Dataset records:
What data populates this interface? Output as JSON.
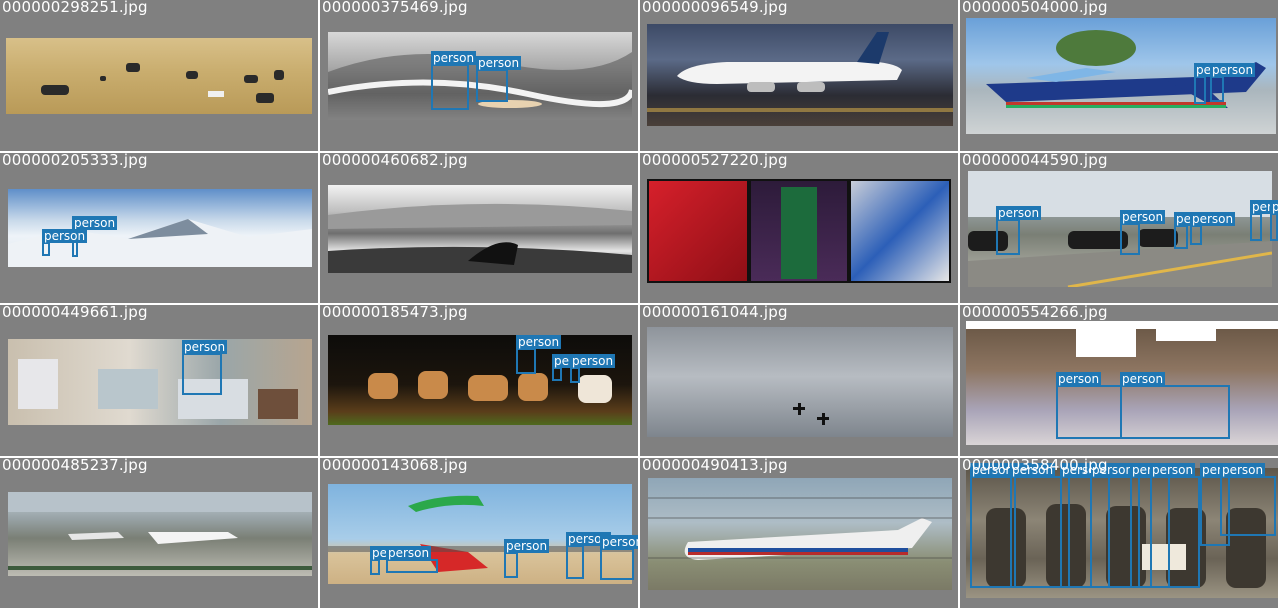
{
  "box_color": "#1f77b4",
  "cells": [
    {
      "filename": "000000298251.jpg",
      "detections": []
    },
    {
      "filename": "000000375469.jpg",
      "detections": [
        {
          "label": "person"
        },
        {
          "label": "person"
        }
      ]
    },
    {
      "filename": "000000096549.jpg",
      "detections": []
    },
    {
      "filename": "000000504000.jpg",
      "detections": [
        {
          "label": "person"
        },
        {
          "label": "person"
        }
      ]
    },
    {
      "filename": "000000205333.jpg",
      "detections": [
        {
          "label": "person"
        },
        {
          "label": "person"
        }
      ]
    },
    {
      "filename": "000000460682.jpg",
      "detections": []
    },
    {
      "filename": "000000527220.jpg",
      "detections": []
    },
    {
      "filename": "000000044590.jpg",
      "detections": [
        {
          "label": "person"
        },
        {
          "label": "person"
        },
        {
          "label": "person"
        },
        {
          "label": "person"
        },
        {
          "label": "person"
        },
        {
          "label": "person"
        }
      ]
    },
    {
      "filename": "000000449661.jpg",
      "detections": [
        {
          "label": "person"
        }
      ]
    },
    {
      "filename": "000000185473.jpg",
      "detections": [
        {
          "label": "person"
        },
        {
          "label": "person"
        },
        {
          "label": "person"
        }
      ]
    },
    {
      "filename": "000000161044.jpg",
      "detections": []
    },
    {
      "filename": "000000554266.jpg",
      "detections": [
        {
          "label": "person"
        },
        {
          "label": "person"
        }
      ]
    },
    {
      "filename": "000000485237.jpg",
      "detections": []
    },
    {
      "filename": "000000143068.jpg",
      "detections": [
        {
          "label": "person"
        },
        {
          "label": "person"
        },
        {
          "label": "person"
        },
        {
          "label": "person"
        },
        {
          "label": "person"
        }
      ]
    },
    {
      "filename": "000000490413.jpg",
      "detections": []
    },
    {
      "filename": "000000358400.jpg",
      "detections": [
        {
          "label": "person"
        },
        {
          "label": "person"
        },
        {
          "label": "person"
        },
        {
          "label": "person"
        },
        {
          "label": "person"
        },
        {
          "label": "person"
        },
        {
          "label": "person"
        },
        {
          "label": "person"
        }
      ]
    }
  ]
}
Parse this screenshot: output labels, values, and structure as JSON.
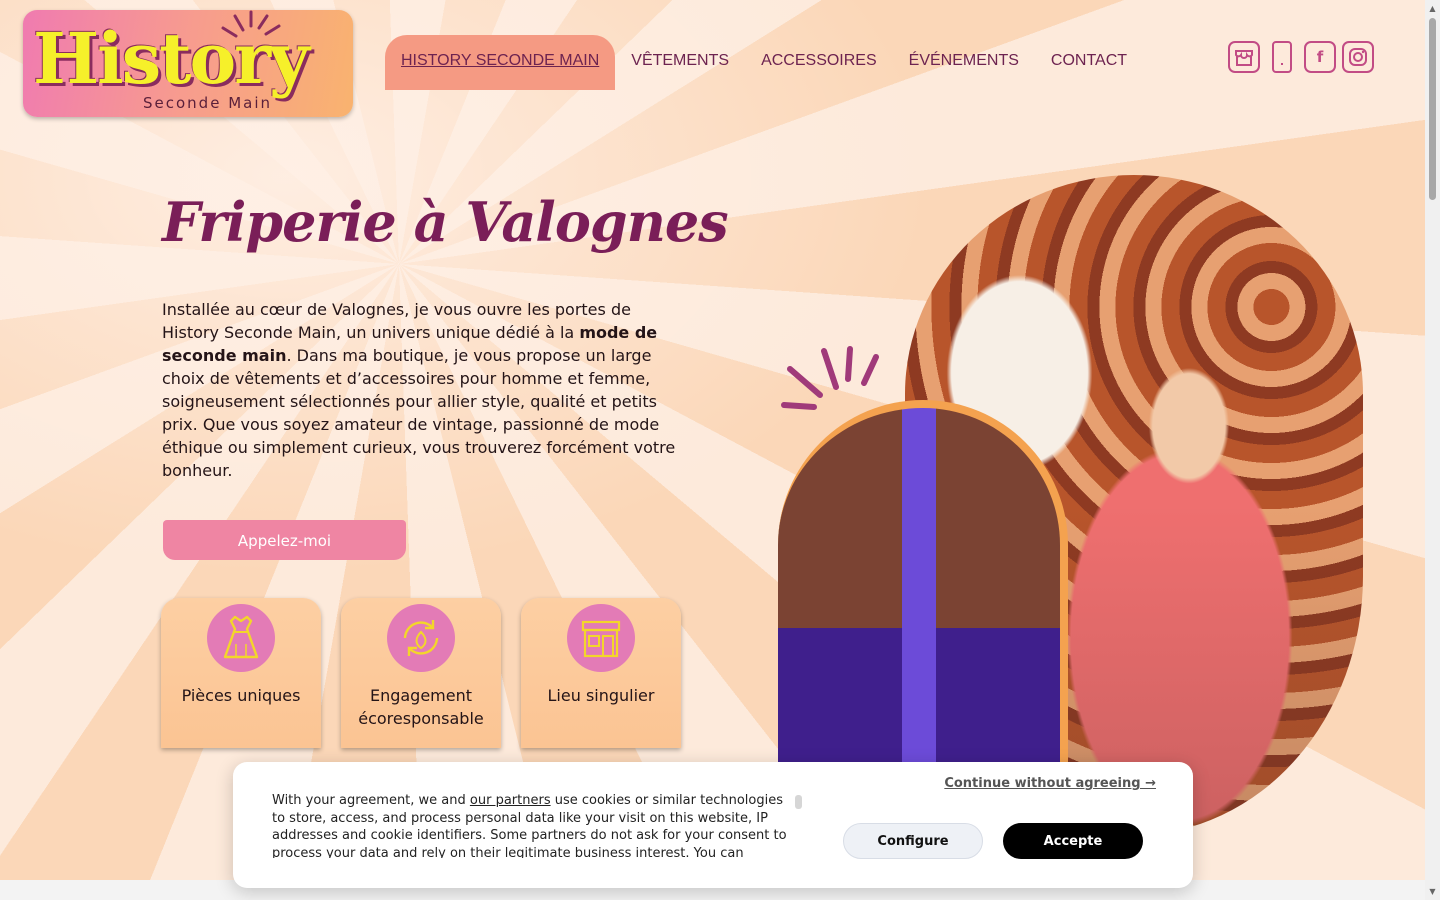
{
  "logo": {
    "word": "History",
    "sub": "Seconde Main"
  },
  "nav": {
    "items": [
      {
        "label": "HISTORY SECONDE MAIN"
      },
      {
        "label": "VÊTEMENTS"
      },
      {
        "label": "ACCESSOIRES"
      },
      {
        "label": "ÉVÉNEMENTS"
      },
      {
        "label": "CONTACT"
      }
    ]
  },
  "social": {
    "icons": [
      "shop-icon",
      "phone-icon",
      "facebook-icon",
      "instagram-icon"
    ],
    "facebook_glyph": "f"
  },
  "hero": {
    "title": "Friperie à Valognes",
    "text_part1": "Installée au cœur de Valognes, je vous ouvre les portes de History Seconde Main, un univers unique dédié à la ",
    "text_bold": "mode de seconde main",
    "text_part2": ". Dans ma boutique, je vous propose un large choix de vêtements et d’accessoires pour homme et femme, soigneusement sélectionnés pour allier style, qualité et petits prix. Que vous soyez amateur de vintage, passionné de mode éthique ou simplement curieux, vous trouverez forcément votre bonheur.",
    "cta": "Appelez-moi"
  },
  "features": [
    {
      "label": "Pièces uniques",
      "icon": "dress-icon"
    },
    {
      "label": "Engagement écoresponsable",
      "icon": "eco-recycle-icon"
    },
    {
      "label": "Lieu singulier",
      "icon": "shop-front-icon"
    }
  ],
  "cookie": {
    "text_before": "With your agreement, we and ",
    "link": "our partners",
    "text_after": " use cookies or similar technologies to store, access, and process personal data like your visit on this website, IP addresses and cookie identifiers. Some partners do not ask for your consent to process your data and rely on their legitimate business interest. You can",
    "continue": "Continue without agreeing →",
    "configure": "Configure",
    "accept": "Accepte"
  },
  "colors": {
    "accent_pink": "#ef85a3",
    "nav_text": "#6d2350",
    "title": "#7a1e58",
    "active_tab": "#f59a83"
  }
}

Written problem:
All of the material above is to be copied exactly, except for its images.

Correct output:
What data populates this interface? Output as JSON.
{
  "box_color": "#1f77b4",
  "cells": [
    {
      "filename": "000000298251.jpg",
      "detections": []
    },
    {
      "filename": "000000375469.jpg",
      "detections": [
        {
          "label": "person"
        },
        {
          "label": "person"
        }
      ]
    },
    {
      "filename": "000000096549.jpg",
      "detections": []
    },
    {
      "filename": "000000504000.jpg",
      "detections": [
        {
          "label": "person"
        },
        {
          "label": "person"
        }
      ]
    },
    {
      "filename": "000000205333.jpg",
      "detections": [
        {
          "label": "person"
        },
        {
          "label": "person"
        }
      ]
    },
    {
      "filename": "000000460682.jpg",
      "detections": []
    },
    {
      "filename": "000000527220.jpg",
      "detections": []
    },
    {
      "filename": "000000044590.jpg",
      "detections": [
        {
          "label": "person"
        },
        {
          "label": "person"
        },
        {
          "label": "person"
        },
        {
          "label": "person"
        },
        {
          "label": "person"
        },
        {
          "label": "person"
        }
      ]
    },
    {
      "filename": "000000449661.jpg",
      "detections": [
        {
          "label": "person"
        }
      ]
    },
    {
      "filename": "000000185473.jpg",
      "detections": [
        {
          "label": "person"
        },
        {
          "label": "person"
        },
        {
          "label": "person"
        }
      ]
    },
    {
      "filename": "000000161044.jpg",
      "detections": []
    },
    {
      "filename": "000000554266.jpg",
      "detections": [
        {
          "label": "person"
        },
        {
          "label": "person"
        }
      ]
    },
    {
      "filename": "000000485237.jpg",
      "detections": []
    },
    {
      "filename": "000000143068.jpg",
      "detections": [
        {
          "label": "person"
        },
        {
          "label": "person"
        },
        {
          "label": "person"
        },
        {
          "label": "person"
        },
        {
          "label": "person"
        }
      ]
    },
    {
      "filename": "000000490413.jpg",
      "detections": []
    },
    {
      "filename": "000000358400.jpg",
      "detections": [
        {
          "label": "person"
        },
        {
          "label": "person"
        },
        {
          "label": "person"
        },
        {
          "label": "person"
        },
        {
          "label": "person"
        },
        {
          "label": "person"
        },
        {
          "label": "person"
        },
        {
          "label": "person"
        }
      ]
    }
  ]
}
Parse this screenshot: output labels, values, and structure as JSON.
{
  "logo": {
    "word": "History",
    "sub": "Seconde Main"
  },
  "nav": {
    "items": [
      {
        "label": "HISTORY SECONDE MAIN"
      },
      {
        "label": "VÊTEMENTS"
      },
      {
        "label": "ACCESSOIRES"
      },
      {
        "label": "ÉVÉNEMENTS"
      },
      {
        "label": "CONTACT"
      }
    ]
  },
  "social": {
    "icons": [
      "shop-icon",
      "phone-icon",
      "facebook-icon",
      "instagram-icon"
    ],
    "facebook_glyph": "f"
  },
  "hero": {
    "title": "Friperie à Valognes",
    "text_part1": "Installée au cœur de Valognes, je vous ouvre les portes de History Seconde Main, un univers unique dédié à la ",
    "text_bold": "mode de seconde main",
    "text_part2": ". Dans ma boutique, je vous propose un large choix de vêtements et d’accessoires pour homme et femme, soigneusement sélectionnés pour allier style, qualité et petits prix. Que vous soyez amateur de vintage, passionné de mode éthique ou simplement curieux, vous trouverez forcément votre bonheur.",
    "cta": "Appelez-moi"
  },
  "features": [
    {
      "label": "Pièces uniques",
      "icon": "dress-icon"
    },
    {
      "label": "Engagement écoresponsable",
      "icon": "eco-recycle-icon"
    },
    {
      "label": "Lieu singulier",
      "icon": "shop-front-icon"
    }
  ],
  "cookie": {
    "text_before": "With your agreement, we and ",
    "link": "our partners",
    "text_after": " use cookies or similar technologies to store, access, and process personal data like your visit on this website, IP addresses and cookie identifiers. Some partners do not ask for your consent to process your data and rely on their legitimate business interest. You can",
    "continue": "Continue without agreeing →",
    "configure": "Configure",
    "accept": "Accepte"
  },
  "colors": {
    "accent_pink": "#ef85a3",
    "nav_text": "#6d2350",
    "title": "#7a1e58",
    "active_tab": "#f59a83"
  }
}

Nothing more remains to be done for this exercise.